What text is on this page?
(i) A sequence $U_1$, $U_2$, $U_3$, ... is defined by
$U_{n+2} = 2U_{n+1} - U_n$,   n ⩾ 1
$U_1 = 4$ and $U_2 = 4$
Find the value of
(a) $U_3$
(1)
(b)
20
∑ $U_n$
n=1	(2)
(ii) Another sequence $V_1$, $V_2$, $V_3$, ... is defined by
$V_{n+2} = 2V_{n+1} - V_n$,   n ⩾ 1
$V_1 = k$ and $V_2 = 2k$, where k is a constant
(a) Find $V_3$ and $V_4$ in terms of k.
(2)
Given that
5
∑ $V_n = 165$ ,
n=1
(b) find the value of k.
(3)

- [Your task]: Check each line of the data above for the string "value" and report only how many lines have it.

- [Output for this task]: 2